Saved data entries:
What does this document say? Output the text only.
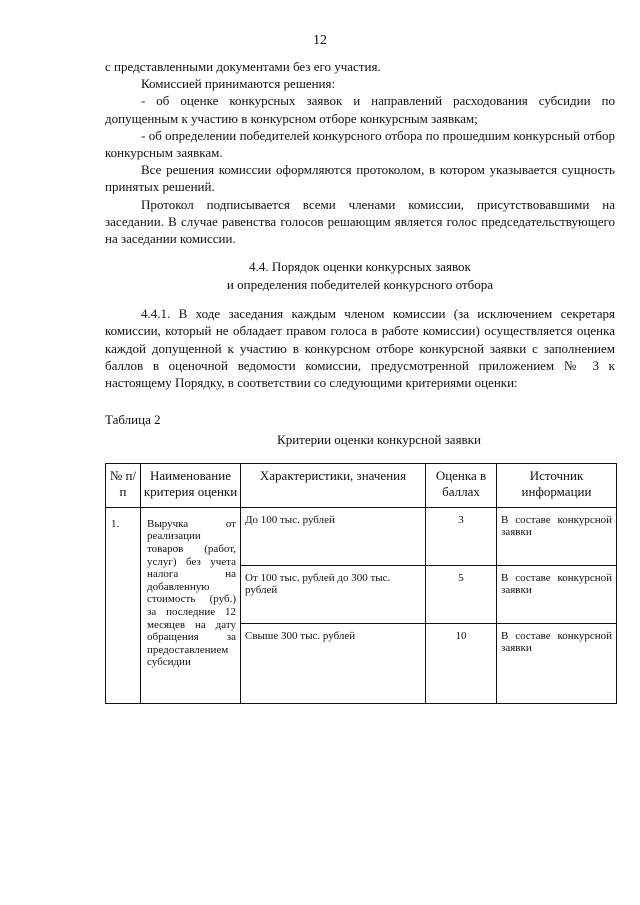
12

с представленными документами без его участия.

Комиссией принимаются решения:

- об оценке конкурсных заявок и направлений расходования субсидии по допущенным к участию в конкурсном отборе конкурсным заявкам;

- об определении победителей конкурсного отбора по прошедшим конкурсный отбор конкурсным заявкам.

Все решения комиссии оформляются протоколом, в котором указывается сущность принятых решений.

Протокол подписывается всеми членами комиссии, присутствовавшими на заседании. В случае равенства голосов решающим является голос председательствующего на заседании комиссии.

4.4. Порядок оценки конкурсных заявок
и определения победителей конкурсного отбора

4.4.1. В ходе заседания каждым членом комиссии (за исключением секретаря комиссии, который не обладает правом голоса в работе комиссии) осуществляется оценка каждой допущенной к участию в конкурсном отборе конкурсной заявки с заполнением баллов в оценочной ведомости комиссии, предусмотренной приложением № 3 к настоящему Порядку, в соответствии со следующими критериями оценки:

Таблица 2

Критерии оценки конкурсной заявки

№ п/п	Наименование критерия оценки	Характеристики, значения	Оценка в баллах	Источник информации
1.	Выручка от реализации товаров (работ, услуг) без учета налога на добавленную стоимость (руб.) за последние 12 месяцев на дату обращения за предоставлением субсидии	До 100 тыс. рублей	3	В составе конкурсной заявки
		От 100 тыс. рублей до 300 тыс. рублей	5	В составе конкурсной заявки
		Свыше 300 тыс. рублей	10	В составе конкурсной заявки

Requirements: Transcribe all of the material exactly, leaving out whatever pictures it contains.

Exercise response:
What does this document say? Output the text only.
12

с представленными документами без его участия.

Комиссией принимаются решения:

- об оценке конкурсных заявок и направлений расходования субсидии по допущенным к участию в конкурсном отборе конкурсным заявкам;

- об определении победителей конкурсного отбора по прошедшим конкурсный отбор конкурсным заявкам.

Все решения комиссии оформляются протоколом, в котором указывается сущность принятых решений.

Протокол подписывается всеми членами комиссии, присутствовавшими на заседании. В случае равенства голосов решающим является голос председательствующего на заседании комиссии.

4.4. Порядок оценки конкурсных заявок
и определения победителей конкурсного отбора

4.4.1. В ходе заседания каждым членом комиссии (за исключением секретаря комиссии, который не обладает правом голоса в работе комиссии) осуществляется оценка каждой допущенной к участию в конкурсном отборе конкурсной заявки с заполнением баллов в оценочной ведомости комиссии, предусмотренной приложением № 3 к настоящему Порядку, в соответствии со следующими критериями оценки:

Таблица 2

Критерии оценки конкурсной заявки

№ п/п	Наименование критерия оценки	Характеристики, значения	Оценка в баллах	Источник информации
1.	Выручка от реализации товаров (работ, услуг) без учета налога на добавленную стоимость (руб.) за последние 12 месяцев на дату обращения за предоставлением субсидии	До 100 тыс. рублей	3	В составе конкурсной заявки
		От 100 тыс. рублей до 300 тыс. рублей	5	В составе конкурсной заявки
		Свыше 300 тыс. рублей	10	В составе конкурсной заявки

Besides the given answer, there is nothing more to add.